### ASSIGNMENT
Reproduce word for word the passage below on the scales for social support and neighbourhood environment for physical activity.

A 5-item scale was used to assess social support from family and friends for physical activity, such as engaging in physical activity with the participant or encouraging them to take physical activity20,33. A 4-point Likert scale was used (4 = strongly agree, 1 = strongly disagree). A higher score indicated greater social support for physical activity. The Cronbach’s alpha of this study was 0.74.
The physical activity neighbourhood environment scale (PANES) was modified34 including eight items: shops within easy walking distance of house, free or low-cost recreation facilities in the neighbourhood, sidewalks on most of the streets, visibility of people being physically active in the neighbourhood, facilities for cycling, transit stop within a 10–15 min walk from home, crime rate in the neighbourhood and safety of walking at night (reverse coding), and traffic on the streets making it difficult to walk (reverse coding). A 4-point Likert scale was used (4 = strongly agree, 1 = strongly disagree). A higher score indicated greater social support for physical activity. The Cronbach’s alpha of this study was 0.71.
With regard to sample size, there were 12 predictive variables, and at least 144 participants were needed for each group (sample size > 12 * 8 + 50 = 144)35.

### STORED DATA
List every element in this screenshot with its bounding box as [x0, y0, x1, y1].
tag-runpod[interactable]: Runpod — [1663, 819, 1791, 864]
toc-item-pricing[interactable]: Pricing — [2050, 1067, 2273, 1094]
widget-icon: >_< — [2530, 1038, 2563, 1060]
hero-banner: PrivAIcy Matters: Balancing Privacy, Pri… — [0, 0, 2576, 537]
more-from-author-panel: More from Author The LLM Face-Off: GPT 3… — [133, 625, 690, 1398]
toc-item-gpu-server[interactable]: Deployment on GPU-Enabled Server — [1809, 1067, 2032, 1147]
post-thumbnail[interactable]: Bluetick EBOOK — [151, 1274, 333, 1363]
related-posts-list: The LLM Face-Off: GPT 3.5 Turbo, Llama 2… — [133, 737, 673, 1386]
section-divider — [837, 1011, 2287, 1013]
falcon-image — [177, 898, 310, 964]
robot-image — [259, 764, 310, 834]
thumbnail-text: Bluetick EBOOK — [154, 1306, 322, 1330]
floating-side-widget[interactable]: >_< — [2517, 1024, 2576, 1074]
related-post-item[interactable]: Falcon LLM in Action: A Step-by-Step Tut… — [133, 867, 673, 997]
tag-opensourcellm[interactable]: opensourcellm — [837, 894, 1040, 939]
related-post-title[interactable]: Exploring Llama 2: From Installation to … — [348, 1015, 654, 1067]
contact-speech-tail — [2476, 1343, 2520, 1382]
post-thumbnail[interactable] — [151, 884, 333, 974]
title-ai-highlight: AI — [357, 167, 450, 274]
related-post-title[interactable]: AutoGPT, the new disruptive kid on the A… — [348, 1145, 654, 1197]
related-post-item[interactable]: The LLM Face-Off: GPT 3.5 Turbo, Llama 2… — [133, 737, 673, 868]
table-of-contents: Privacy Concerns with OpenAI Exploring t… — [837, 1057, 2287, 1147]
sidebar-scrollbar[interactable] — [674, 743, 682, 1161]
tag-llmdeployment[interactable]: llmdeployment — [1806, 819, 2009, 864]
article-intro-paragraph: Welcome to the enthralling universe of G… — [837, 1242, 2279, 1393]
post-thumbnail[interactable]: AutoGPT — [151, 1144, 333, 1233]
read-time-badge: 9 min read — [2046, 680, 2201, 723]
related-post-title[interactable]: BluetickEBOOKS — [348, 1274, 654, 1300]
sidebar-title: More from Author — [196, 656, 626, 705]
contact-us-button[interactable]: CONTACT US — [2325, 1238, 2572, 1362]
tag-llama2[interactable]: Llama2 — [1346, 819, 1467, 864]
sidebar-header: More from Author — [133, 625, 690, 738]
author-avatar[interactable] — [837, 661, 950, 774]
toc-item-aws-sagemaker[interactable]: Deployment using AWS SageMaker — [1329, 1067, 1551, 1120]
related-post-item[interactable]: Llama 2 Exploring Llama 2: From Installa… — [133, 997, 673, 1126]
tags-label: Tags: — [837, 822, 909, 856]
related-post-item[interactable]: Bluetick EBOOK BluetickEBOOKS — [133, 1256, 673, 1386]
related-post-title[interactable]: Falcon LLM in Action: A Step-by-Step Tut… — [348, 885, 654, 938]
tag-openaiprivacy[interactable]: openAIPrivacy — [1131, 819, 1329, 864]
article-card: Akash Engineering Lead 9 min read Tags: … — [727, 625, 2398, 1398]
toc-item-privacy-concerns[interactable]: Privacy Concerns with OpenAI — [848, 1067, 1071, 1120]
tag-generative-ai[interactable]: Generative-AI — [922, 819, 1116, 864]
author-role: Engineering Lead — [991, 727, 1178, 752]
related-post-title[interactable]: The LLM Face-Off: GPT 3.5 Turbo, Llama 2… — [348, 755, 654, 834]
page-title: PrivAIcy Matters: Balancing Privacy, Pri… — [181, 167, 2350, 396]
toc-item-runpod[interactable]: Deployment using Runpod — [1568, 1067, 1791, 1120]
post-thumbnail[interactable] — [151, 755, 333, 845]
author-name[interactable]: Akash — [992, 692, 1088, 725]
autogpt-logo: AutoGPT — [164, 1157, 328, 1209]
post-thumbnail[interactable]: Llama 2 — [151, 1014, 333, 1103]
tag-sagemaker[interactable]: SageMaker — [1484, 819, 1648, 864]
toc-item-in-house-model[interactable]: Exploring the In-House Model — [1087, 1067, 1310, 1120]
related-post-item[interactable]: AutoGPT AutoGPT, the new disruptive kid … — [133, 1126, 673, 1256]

### WRITTEN REPLY
A 5-item scale was used to assess social support from family and friends for physical activity, such as engaging in physical activity with the participant or encouraging them to take physical activity20,33. A 4-point Likert scale was used (4 = strongly agree, 1 = strongly disagree). A higher score indicated greater social support for physical activity. The Cronbach’s alpha of this study was 0.74.
The physical activity neighbourhood environment scale (PANES) was modified34 including eight items: shops within easy walking distance of house, free or low-cost recreation facilities in the neighbourhood, sidewalks on most of the streets, visibility of people being physically active in the neighbourhood, facilities for cycling, transit stop within a 10–15 min walk from home, crime rate in the neighbourhood and safety of walking at night (reverse coding), and traffic on the streets making it difficult to walk (reverse coding). A 4-point Likert scale was used (4 = strongly agree, 1 = strongly disagree). A higher score indicated greater social support for physical activity. The Cronbach’s alpha of this study was 0.71.
With regard to sample size, there were 12 predictive variables, and at least 144 participants were needed for each group (sample size > 12 * 8 + 50 = 144)35.